**PROMPT 1:** Using the SemanticChunker documentation below, explain why the class takes an embedding model as its embed_model parameter. Answer in one to three sentences.

________

Semantic Chunker

class SemanticChunker

Python class designed to split text into chunks using semantic understanding.

Credit to Greg Kamradt’s notebook: 5 Levels Of Text Splitting.

Parameters:
  • embed_model (BaseEmbedding) – Embedding model used for semantic chunking.

  • buffer_size (int, optional) – Size of the buffer for semantic chunking. Default is 1.

  • breakpoint_threshold_amount (int, optional) – Threshold percentage for detecting breakpoints. Default is 95.

  • device (str, optional) – Device to use for processing. Currently supports “cpu” and “cuda”. Default is cpu.

Example

from pineflow.core.text_chunkers import SemanticChunker
from pineflow.embeddings.huggingface import HuggingFaceEmbedding

embedding = HuggingFaceEmbedding()
text_chunker = SemanticChunker(embed_model=embedding)

________

**PROMPT 2:** In the entries that follow, copy everything from the line containing "point-total-amount[interactable]: [84, 900, 101, 916]" down to the line containing "point-total-amount[interactable]: [1799, 817, 1816, 833]", including both of those lines.

**DATA FOR THIS TASK:**

________

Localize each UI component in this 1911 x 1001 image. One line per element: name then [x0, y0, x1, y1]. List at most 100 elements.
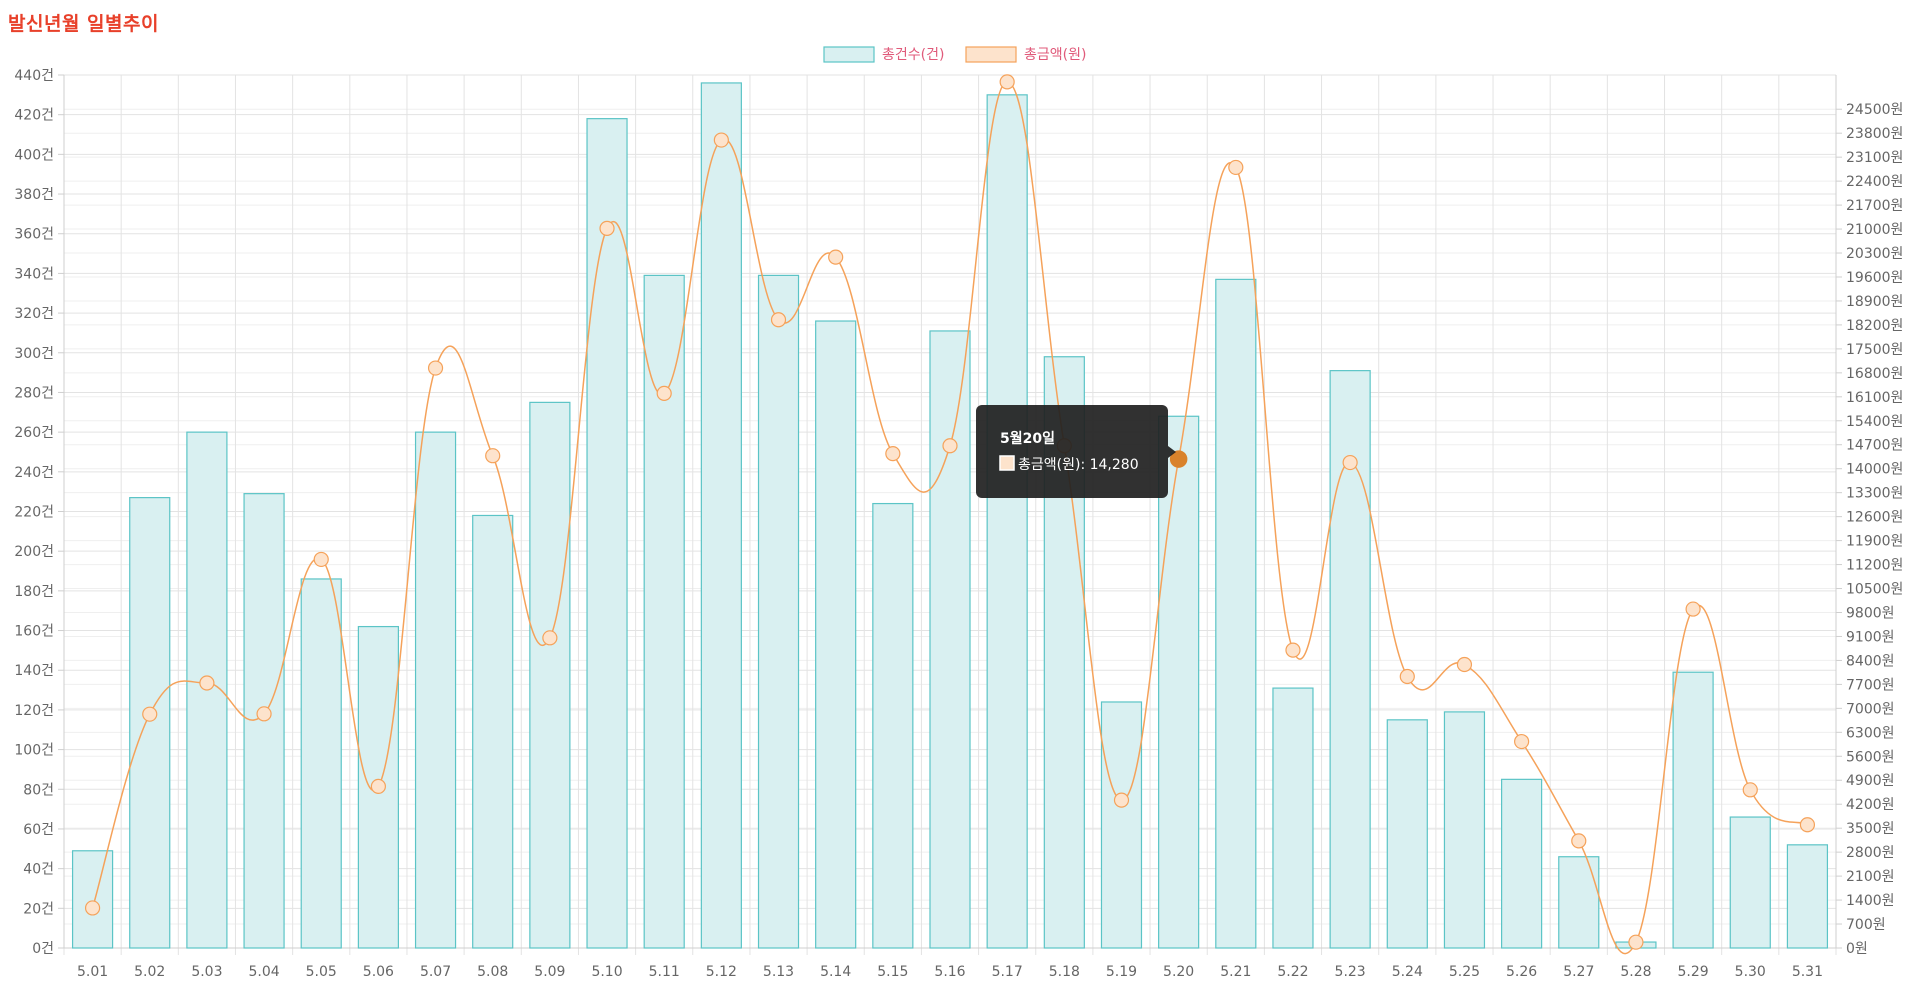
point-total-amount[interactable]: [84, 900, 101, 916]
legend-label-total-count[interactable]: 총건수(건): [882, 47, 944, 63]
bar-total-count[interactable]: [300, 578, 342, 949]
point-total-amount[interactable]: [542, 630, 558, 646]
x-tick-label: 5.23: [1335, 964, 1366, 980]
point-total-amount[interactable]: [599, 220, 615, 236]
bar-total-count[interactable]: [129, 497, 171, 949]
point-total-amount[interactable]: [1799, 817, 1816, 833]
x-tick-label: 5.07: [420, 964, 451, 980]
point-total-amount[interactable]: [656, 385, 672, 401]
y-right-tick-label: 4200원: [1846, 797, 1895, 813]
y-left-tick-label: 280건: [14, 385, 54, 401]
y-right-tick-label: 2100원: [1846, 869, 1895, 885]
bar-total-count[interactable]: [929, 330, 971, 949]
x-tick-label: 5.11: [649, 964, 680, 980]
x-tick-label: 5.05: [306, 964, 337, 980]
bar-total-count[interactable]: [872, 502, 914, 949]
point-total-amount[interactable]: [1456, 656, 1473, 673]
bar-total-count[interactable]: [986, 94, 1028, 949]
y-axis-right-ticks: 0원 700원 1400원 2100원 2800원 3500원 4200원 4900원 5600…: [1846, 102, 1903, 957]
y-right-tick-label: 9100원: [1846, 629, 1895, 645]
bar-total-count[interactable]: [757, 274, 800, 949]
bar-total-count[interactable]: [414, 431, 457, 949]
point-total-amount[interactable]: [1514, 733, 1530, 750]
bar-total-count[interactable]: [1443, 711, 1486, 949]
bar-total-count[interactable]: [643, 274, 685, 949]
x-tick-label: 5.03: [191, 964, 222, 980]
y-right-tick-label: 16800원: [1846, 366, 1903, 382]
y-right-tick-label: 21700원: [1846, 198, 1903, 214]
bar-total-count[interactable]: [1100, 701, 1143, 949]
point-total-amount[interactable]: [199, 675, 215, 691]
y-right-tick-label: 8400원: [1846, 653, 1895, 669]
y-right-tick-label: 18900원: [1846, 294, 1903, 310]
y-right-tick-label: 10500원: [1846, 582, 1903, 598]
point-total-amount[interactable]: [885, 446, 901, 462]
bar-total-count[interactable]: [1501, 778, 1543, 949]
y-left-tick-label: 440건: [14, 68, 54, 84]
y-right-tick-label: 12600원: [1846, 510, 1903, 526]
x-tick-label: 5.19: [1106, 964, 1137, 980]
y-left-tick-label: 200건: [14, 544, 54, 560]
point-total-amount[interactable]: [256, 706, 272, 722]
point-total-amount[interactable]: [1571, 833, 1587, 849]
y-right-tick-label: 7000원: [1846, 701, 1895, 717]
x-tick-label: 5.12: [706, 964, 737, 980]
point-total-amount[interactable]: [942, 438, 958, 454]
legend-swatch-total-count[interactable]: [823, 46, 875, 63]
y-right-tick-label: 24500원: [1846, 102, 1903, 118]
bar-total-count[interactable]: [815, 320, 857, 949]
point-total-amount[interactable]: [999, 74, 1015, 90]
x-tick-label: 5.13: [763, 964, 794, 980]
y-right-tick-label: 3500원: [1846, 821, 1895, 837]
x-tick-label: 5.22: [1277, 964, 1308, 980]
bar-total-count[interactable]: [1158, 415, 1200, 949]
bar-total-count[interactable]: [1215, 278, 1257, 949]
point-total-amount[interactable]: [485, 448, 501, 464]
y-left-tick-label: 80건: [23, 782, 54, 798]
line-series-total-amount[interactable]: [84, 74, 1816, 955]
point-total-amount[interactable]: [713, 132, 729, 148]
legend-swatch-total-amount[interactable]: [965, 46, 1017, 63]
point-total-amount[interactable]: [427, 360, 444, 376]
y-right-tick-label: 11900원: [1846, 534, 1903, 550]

________

**COMPLETE ANSWER 1:** The SemanticChunker class splits text into chunks using semantic understanding. The embed_model parameter supplies the embedding model that the class uses for this semantic chunking.

**COMPLETE ANSWER 2:**
point-total-amount[interactable]: [84, 900, 101, 916]
legend-label-total-count[interactable]: 총건수(건): [882, 47, 944, 63]
bar-total-count[interactable]: [300, 578, 342, 949]
point-total-amount[interactable]: [542, 630, 558, 646]
x-tick-label: 5.23: [1335, 964, 1366, 980]
point-total-amount[interactable]: [599, 220, 615, 236]
bar-total-count[interactable]: [129, 497, 171, 949]
point-total-amount[interactable]: [1799, 817, 1816, 833]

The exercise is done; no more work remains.